▶ **Description of the task**
Leaving out the pictures, transcribe all of the records faithfully.

[start of Supplied data]

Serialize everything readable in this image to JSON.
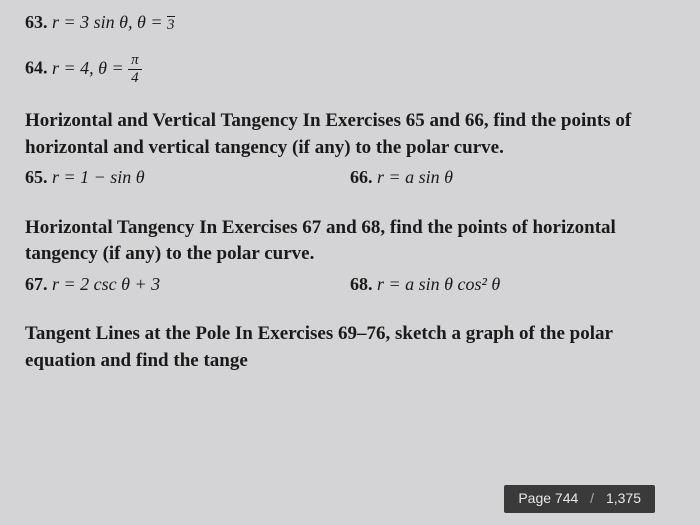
{
  "problems": {
    "p63": {
      "num": "63.",
      "eq": "r = 3 sin θ, θ = ",
      "frac_top": "",
      "frac_bot": "3"
    },
    "p64": {
      "num": "64.",
      "eq": "r = 4, θ = ",
      "frac_top": "π",
      "frac_bot": "4"
    },
    "p65": {
      "num": "65.",
      "eq": "r = 1 − sin θ"
    },
    "p66": {
      "num": "66.",
      "eq": "r = a sin θ"
    },
    "p67": {
      "num": "67.",
      "eq": "r = 2 csc θ + 3"
    },
    "p68": {
      "num": "68.",
      "eq": "r = a sin θ cos² θ"
    }
  },
  "sections": {
    "s1": {
      "title": "Horizontal and Vertical Tangency",
      "lead": "   In Exercises 65 and 66, find the points of horizontal and vertical tangency (if any) to the polar curve."
    },
    "s2": {
      "title": "Horizontal Tangency",
      "lead": "   In Exercises 67 and 68, find the points of horizontal tangency (if any) to the polar curve."
    },
    "s3": {
      "title": "Tangent Lines at the Pole",
      "lead": "   In Exercises 69–76, sketch a graph of the polar equation and find the tange"
    }
  },
  "page_indicator": {
    "label": "Page",
    "current": "744",
    "total": "1,375"
  },
  "styling": {
    "background_color": "#d4d4d6",
    "text_color": "#1a1a1a",
    "font_family": "Georgia",
    "body_fontsize": 19,
    "problem_fontsize": 18,
    "indicator_bg": "#3a3a3a",
    "indicator_fg": "#e8e8e8"
  }
}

[end of Supplied data]

▶ **Full output**
Serialize everything readable in this image to JSON.
{
  "problems": {
    "p63": {
      "num": "63.",
      "eq": "r = 3 sin θ, θ = ",
      "frac_top": "",
      "frac_bot": "3"
    },
    "p64": {
      "num": "64.",
      "eq": "r = 4, θ = ",
      "frac_top": "π",
      "frac_bot": "4"
    },
    "p65": {
      "num": "65.",
      "eq": "r = 1 − sin θ"
    },
    "p66": {
      "num": "66.",
      "eq": "r = a sin θ"
    },
    "p67": {
      "num": "67.",
      "eq": "r = 2 csc θ + 3"
    },
    "p68": {
      "num": "68.",
      "eq": "r = a sin θ cos² θ"
    }
  },
  "sections": {
    "s1": {
      "title": "Horizontal and Vertical Tangency",
      "lead": "   In Exercises 65 and 66, find the points of horizontal and vertical tangency (if any) to the polar curve."
    },
    "s2": {
      "title": "Horizontal Tangency",
      "lead": "   In Exercises 67 and 68, find the points of horizontal tangency (if any) to the polar curve."
    },
    "s3": {
      "title": "Tangent Lines at the Pole",
      "lead": "   In Exercises 69–76, sketch a graph of the polar equation and find the tange"
    }
  },
  "page_indicator": {
    "label": "Page",
    "current": "744",
    "total": "1,375"
  },
  "styling": {
    "background_color": "#d4d4d6",
    "text_color": "#1a1a1a",
    "font_family": "Georgia",
    "body_fontsize": 19,
    "problem_fontsize": 18,
    "indicator_bg": "#3a3a3a",
    "indicator_fg": "#e8e8e8"
  }
}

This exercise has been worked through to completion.